What the task requires
Identify the lines that include the word "ممکن", then copy all of them.

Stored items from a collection

● ● ● ● ●

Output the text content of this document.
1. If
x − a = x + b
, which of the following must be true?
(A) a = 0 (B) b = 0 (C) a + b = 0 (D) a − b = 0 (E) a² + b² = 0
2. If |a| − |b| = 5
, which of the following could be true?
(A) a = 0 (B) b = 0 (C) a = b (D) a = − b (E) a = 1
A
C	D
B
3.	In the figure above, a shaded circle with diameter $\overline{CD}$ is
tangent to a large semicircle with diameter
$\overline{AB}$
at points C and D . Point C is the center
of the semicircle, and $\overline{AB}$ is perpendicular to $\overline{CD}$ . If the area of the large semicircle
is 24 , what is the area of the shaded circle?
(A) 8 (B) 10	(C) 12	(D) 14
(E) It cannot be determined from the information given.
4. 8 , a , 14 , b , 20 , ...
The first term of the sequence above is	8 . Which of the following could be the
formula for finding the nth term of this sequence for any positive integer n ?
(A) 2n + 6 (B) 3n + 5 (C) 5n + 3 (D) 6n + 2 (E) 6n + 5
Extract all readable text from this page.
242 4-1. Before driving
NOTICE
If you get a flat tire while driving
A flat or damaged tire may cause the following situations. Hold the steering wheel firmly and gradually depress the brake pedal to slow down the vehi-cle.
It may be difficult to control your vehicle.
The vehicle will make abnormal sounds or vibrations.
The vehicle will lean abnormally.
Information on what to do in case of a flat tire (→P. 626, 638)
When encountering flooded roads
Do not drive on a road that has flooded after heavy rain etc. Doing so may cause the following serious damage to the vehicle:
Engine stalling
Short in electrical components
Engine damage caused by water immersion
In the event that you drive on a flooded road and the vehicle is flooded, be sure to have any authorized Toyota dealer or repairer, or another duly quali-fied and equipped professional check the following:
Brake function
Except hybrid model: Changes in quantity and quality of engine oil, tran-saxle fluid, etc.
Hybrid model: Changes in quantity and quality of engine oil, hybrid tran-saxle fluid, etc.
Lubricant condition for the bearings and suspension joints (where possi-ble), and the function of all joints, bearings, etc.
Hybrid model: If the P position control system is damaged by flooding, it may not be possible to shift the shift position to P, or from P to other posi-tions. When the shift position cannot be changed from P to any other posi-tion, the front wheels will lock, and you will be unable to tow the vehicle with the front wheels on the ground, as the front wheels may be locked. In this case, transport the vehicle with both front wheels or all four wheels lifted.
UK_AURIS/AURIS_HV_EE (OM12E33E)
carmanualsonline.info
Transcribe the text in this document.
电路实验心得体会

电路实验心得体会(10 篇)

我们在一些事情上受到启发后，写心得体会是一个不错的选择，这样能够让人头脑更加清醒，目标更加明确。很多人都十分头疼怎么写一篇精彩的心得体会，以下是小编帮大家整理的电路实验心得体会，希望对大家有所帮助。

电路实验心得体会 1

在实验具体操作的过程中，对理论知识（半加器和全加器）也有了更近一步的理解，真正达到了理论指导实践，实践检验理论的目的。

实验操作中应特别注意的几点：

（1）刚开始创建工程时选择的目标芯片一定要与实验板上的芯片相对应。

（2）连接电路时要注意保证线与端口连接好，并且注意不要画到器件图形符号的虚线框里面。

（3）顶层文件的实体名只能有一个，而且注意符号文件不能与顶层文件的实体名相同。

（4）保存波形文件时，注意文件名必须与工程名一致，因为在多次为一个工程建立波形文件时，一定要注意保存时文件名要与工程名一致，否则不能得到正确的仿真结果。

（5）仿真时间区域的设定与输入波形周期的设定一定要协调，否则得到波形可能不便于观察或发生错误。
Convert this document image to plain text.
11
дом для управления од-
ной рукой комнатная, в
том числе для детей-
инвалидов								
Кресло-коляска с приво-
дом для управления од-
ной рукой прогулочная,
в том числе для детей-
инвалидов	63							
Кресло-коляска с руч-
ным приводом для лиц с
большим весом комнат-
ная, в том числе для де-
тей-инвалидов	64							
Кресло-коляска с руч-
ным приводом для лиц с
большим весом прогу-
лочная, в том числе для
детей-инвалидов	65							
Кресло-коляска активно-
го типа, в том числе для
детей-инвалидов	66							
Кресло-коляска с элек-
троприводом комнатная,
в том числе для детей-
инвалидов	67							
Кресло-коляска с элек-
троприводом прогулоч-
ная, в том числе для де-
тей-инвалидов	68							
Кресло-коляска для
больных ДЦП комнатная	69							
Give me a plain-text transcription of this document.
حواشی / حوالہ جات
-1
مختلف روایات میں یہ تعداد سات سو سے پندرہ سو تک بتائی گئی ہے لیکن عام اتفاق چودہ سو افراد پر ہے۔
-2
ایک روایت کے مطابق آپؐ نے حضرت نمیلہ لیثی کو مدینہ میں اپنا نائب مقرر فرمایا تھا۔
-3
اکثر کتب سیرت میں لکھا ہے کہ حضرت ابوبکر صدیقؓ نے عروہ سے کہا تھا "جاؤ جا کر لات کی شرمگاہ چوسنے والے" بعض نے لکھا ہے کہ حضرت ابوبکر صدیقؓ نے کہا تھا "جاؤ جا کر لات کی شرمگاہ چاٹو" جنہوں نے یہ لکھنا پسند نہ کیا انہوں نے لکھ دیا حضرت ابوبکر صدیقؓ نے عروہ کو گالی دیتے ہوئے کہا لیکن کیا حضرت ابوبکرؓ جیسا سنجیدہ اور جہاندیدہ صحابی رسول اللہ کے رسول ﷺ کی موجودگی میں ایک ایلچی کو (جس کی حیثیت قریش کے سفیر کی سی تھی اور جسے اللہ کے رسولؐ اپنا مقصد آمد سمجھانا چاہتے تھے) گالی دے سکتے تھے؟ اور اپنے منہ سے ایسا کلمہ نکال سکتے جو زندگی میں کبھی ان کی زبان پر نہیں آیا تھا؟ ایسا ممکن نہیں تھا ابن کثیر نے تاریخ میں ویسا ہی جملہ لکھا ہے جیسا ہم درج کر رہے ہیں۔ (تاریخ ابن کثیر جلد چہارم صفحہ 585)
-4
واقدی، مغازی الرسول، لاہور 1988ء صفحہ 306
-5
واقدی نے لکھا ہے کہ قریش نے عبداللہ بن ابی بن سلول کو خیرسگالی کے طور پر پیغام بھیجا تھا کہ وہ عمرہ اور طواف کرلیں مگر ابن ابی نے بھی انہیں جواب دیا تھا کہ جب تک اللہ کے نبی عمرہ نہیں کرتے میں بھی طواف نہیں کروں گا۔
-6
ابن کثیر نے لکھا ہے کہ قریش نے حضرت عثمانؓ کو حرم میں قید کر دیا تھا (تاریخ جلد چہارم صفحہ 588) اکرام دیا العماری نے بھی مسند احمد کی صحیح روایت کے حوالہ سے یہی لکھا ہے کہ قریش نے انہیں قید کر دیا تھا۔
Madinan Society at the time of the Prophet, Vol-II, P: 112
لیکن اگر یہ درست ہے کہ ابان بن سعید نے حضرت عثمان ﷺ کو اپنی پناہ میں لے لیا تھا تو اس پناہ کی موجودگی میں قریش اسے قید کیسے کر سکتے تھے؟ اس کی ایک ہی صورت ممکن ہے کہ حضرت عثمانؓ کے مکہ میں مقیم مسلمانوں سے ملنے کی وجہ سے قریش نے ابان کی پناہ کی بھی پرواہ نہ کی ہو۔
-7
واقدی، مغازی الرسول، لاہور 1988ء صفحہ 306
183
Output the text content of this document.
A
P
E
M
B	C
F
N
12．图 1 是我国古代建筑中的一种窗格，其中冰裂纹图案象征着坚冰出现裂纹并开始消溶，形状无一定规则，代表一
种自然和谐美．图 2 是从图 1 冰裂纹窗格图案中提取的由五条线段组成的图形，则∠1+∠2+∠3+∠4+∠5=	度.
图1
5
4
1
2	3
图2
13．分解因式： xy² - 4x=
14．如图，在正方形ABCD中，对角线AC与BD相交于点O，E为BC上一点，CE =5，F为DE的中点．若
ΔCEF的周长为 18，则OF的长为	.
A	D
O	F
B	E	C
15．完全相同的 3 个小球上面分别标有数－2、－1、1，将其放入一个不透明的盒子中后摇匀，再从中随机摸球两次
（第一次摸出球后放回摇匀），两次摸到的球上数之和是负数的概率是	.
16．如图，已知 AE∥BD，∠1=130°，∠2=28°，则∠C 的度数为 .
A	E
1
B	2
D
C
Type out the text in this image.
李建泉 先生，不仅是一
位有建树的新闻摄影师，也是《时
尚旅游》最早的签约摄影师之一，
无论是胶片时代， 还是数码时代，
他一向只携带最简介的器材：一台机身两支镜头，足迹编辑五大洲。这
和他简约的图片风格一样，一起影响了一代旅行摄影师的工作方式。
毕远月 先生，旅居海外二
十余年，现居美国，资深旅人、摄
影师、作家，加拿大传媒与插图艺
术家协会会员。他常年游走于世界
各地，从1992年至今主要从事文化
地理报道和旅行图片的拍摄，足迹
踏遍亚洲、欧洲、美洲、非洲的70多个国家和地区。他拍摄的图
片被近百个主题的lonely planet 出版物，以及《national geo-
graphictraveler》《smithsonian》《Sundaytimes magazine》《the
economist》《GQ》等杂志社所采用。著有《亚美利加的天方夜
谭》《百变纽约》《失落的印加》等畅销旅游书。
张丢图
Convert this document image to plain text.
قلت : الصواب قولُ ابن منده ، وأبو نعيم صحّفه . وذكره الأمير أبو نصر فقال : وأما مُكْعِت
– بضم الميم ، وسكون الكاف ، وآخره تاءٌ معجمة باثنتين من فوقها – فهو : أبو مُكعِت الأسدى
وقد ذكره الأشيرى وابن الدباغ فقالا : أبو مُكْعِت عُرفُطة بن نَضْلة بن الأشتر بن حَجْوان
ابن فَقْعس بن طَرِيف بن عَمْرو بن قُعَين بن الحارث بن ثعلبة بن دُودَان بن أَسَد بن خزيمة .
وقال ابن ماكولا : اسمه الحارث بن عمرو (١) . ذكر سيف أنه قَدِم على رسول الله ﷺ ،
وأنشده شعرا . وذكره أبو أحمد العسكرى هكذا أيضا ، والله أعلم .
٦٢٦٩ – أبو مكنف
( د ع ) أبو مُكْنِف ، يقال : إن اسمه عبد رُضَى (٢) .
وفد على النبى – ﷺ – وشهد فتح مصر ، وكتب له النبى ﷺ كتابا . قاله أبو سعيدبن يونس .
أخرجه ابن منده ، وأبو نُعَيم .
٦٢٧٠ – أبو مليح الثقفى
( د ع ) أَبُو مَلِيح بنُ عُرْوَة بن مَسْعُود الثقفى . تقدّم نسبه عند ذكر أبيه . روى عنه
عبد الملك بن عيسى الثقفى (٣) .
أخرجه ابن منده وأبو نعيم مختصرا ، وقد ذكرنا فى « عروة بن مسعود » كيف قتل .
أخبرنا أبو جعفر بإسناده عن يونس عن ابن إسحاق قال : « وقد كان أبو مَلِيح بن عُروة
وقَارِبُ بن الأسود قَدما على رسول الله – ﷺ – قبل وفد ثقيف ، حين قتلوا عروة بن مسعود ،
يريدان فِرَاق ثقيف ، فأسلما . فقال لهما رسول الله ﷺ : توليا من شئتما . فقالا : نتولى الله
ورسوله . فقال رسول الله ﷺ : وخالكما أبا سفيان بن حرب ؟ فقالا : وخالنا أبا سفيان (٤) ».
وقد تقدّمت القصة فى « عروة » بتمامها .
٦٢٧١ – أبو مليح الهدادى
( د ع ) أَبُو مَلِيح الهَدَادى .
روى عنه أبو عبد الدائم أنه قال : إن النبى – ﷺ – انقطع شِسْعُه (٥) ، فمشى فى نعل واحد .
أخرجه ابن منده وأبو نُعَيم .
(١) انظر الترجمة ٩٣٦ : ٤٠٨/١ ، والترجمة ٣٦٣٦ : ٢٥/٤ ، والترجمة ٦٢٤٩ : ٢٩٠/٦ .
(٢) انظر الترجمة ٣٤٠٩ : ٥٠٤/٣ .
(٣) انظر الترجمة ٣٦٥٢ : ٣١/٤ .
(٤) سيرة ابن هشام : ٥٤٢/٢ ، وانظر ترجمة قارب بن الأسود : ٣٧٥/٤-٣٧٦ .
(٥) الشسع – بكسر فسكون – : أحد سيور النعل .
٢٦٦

● ● ● ● ●

Reply to the task
اکثر کتب سیرت میں لکھا ہے کہ حضرت ابوبکر صدیقؓ نے عروہ سے کہا تھا "جاؤ جا کر لات کی شرمگاہ چوسنے والے" بعض نے لکھا ہے کہ حضرت ابوبکر صدیقؓ نے کہا تھا "جاؤ جا کر لات کی شرمگاہ چاٹو" جنہوں نے یہ لکھنا پسند نہ کیا انہوں نے لکھ دیا حضرت ابوبکر صدیقؓ نے عروہ کو گالی دیتے ہوئے کہا لیکن کیا حضرت ابوبکرؓ جیسا سنجیدہ اور جہاندیدہ صحابی رسول اللہ کے رسول ﷺ کی موجودگی میں ایک ایلچی کو (جس کی حیثیت قریش کے سفیر کی سی تھی اور جسے اللہ کے رسولؐ اپنا مقصد آمد سمجھانا چاہتے تھے) گالی دے سکتے تھے؟ اور اپنے منہ سے ایسا کلمہ نکال سکتے جو زندگی میں کبھی ان کی زبان پر نہیں آیا تھا؟ ایسا ممکن نہیں تھا ابن کثیر نے تاریخ میں ویسا ہی جملہ لکھا ہے جیسا ہم درج کر رہے ہیں۔ (تاریخ ابن کثیر جلد چہارم صفحہ 585)
لیکن اگر یہ درست ہے کہ ابان بن سعید نے حضرت عثمان ﷺ کو اپنی پناہ میں لے لیا تھا تو اس پناہ کی موجودگی میں قریش اسے قید کیسے کر سکتے تھے؟ اس کی ایک ہی صورت ممکن ہے کہ حضرت عثمانؓ کے مکہ میں مقیم مسلمانوں سے ملنے کی وجہ سے قریش نے ابان کی پناہ کی بھی پرواہ نہ کی ہو۔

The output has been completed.